start Rows

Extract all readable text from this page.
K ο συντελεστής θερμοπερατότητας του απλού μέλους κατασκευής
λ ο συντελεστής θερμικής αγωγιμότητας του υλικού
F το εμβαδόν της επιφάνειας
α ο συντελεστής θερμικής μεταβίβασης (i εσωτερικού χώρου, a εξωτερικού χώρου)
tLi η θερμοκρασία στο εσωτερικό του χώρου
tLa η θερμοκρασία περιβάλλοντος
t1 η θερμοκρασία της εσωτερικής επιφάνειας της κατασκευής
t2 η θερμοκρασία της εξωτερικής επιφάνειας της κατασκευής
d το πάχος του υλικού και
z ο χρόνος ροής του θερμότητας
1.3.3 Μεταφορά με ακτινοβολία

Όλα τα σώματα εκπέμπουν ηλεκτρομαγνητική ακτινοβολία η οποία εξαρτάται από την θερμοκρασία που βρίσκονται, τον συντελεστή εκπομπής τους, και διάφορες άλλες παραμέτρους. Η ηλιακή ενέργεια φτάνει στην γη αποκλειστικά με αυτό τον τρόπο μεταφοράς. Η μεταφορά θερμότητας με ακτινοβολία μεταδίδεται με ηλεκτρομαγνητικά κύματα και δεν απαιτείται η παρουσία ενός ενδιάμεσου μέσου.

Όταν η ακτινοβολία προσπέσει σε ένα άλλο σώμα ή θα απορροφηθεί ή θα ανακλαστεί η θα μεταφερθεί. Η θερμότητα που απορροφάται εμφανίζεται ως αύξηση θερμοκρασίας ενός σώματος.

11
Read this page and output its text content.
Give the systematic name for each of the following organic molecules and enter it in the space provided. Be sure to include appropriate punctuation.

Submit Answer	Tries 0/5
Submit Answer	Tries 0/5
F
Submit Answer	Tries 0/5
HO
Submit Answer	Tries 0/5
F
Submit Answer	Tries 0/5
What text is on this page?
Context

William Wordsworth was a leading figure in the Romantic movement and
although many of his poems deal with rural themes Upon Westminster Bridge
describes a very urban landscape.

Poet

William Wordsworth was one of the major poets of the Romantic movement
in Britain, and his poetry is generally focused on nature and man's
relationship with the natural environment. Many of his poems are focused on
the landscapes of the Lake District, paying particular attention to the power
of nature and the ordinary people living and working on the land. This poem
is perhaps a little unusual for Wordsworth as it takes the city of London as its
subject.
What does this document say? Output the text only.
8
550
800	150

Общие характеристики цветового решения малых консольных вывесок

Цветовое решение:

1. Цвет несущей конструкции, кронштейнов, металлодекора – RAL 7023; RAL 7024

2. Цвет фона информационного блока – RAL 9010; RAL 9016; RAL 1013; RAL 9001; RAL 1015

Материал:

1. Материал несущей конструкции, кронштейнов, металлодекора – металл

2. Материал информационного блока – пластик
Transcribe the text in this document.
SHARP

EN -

end Rows

● **Your objective**: Quote the whole listing above, leaving nothing out.

● **Final result**:
Extract all readable text from this page.
K ο συντελεστής θερμοπερατότητας του απλού μέλους κατασκευής
λ ο συντελεστής θερμικής αγωγιμότητας του υλικού
F το εμβαδόν της επιφάνειας
α ο συντελεστής θερμικής μεταβίβασης (i εσωτερικού χώρου, a εξωτερικού χώρου)
tLi η θερμοκρασία στο εσωτερικό του χώρου
tLa η θερμοκρασία περιβάλλοντος
t1 η θερμοκρασία της εσωτερικής επιφάνειας της κατασκευής
t2 η θερμοκρασία της εξωτερικής επιφάνειας της κατασκευής
d το πάχος του υλικού και
z ο χρόνος ροής του θερμότητας
1.3.3 Μεταφορά με ακτινοβολία

Όλα τα σώματα εκπέμπουν ηλεκτρομαγνητική ακτινοβολία η οποία εξαρτάται από την θερμοκρασία που βρίσκονται, τον συντελεστή εκπομπής τους, και διάφορες άλλες παραμέτρους. Η ηλιακή ενέργεια φτάνει στην γη αποκλειστικά με αυτό τον τρόπο μεταφοράς. Η μεταφορά θερμότητας με ακτινοβολία μεταδίδεται με ηλεκτρομαγνητικά κύματα και δεν απαιτείται η παρουσία ενός ενδιάμεσου μέσου.

Όταν η ακτινοβολία προσπέσει σε ένα άλλο σώμα ή θα απορροφηθεί ή θα ανακλαστεί η θα μεταφερθεί. Η θερμότητα που απορροφάται εμφανίζεται ως αύξηση θερμοκρασίας ενός σώματος.

11
Read this page and output its text content.
Give the systematic name for each of the following organic molecules and enter it in the space provided. Be sure to include appropriate punctuation.

Submit Answer	Tries 0/5
Submit Answer	Tries 0/5
F
Submit Answer	Tries 0/5
HO
Submit Answer	Tries 0/5
F
Submit Answer	Tries 0/5
What text is on this page?
Context

William Wordsworth was a leading figure in the Romantic movement and
although many of his poems deal with rural themes Upon Westminster Bridge
describes a very urban landscape.

Poet

William Wordsworth was one of the major poets of the Romantic movement
in Britain, and his poetry is generally focused on nature and man's
relationship with the natural environment. Many of his poems are focused on
the landscapes of the Lake District, paying particular attention to the power
of nature and the ordinary people living and working on the land. This poem
is perhaps a little unusual for Wordsworth as it takes the city of London as its
subject.
What does this document say? Output the text only.
8
550
800	150

Общие характеристики цветового решения малых консольных вывесок

Цветовое решение:

1. Цвет несущей конструкции, кронштейнов, металлодекора – RAL 7023; RAL 7024

2. Цвет фона информационного блока – RAL 9010; RAL 9016; RAL 1013; RAL 9001; RAL 1015

Материал:

1. Материал несущей конструкции, кронштейнов, металлодекора – металл

2. Материал информационного блока – пластик
Transcribe the text in this document.
SHARP

EN -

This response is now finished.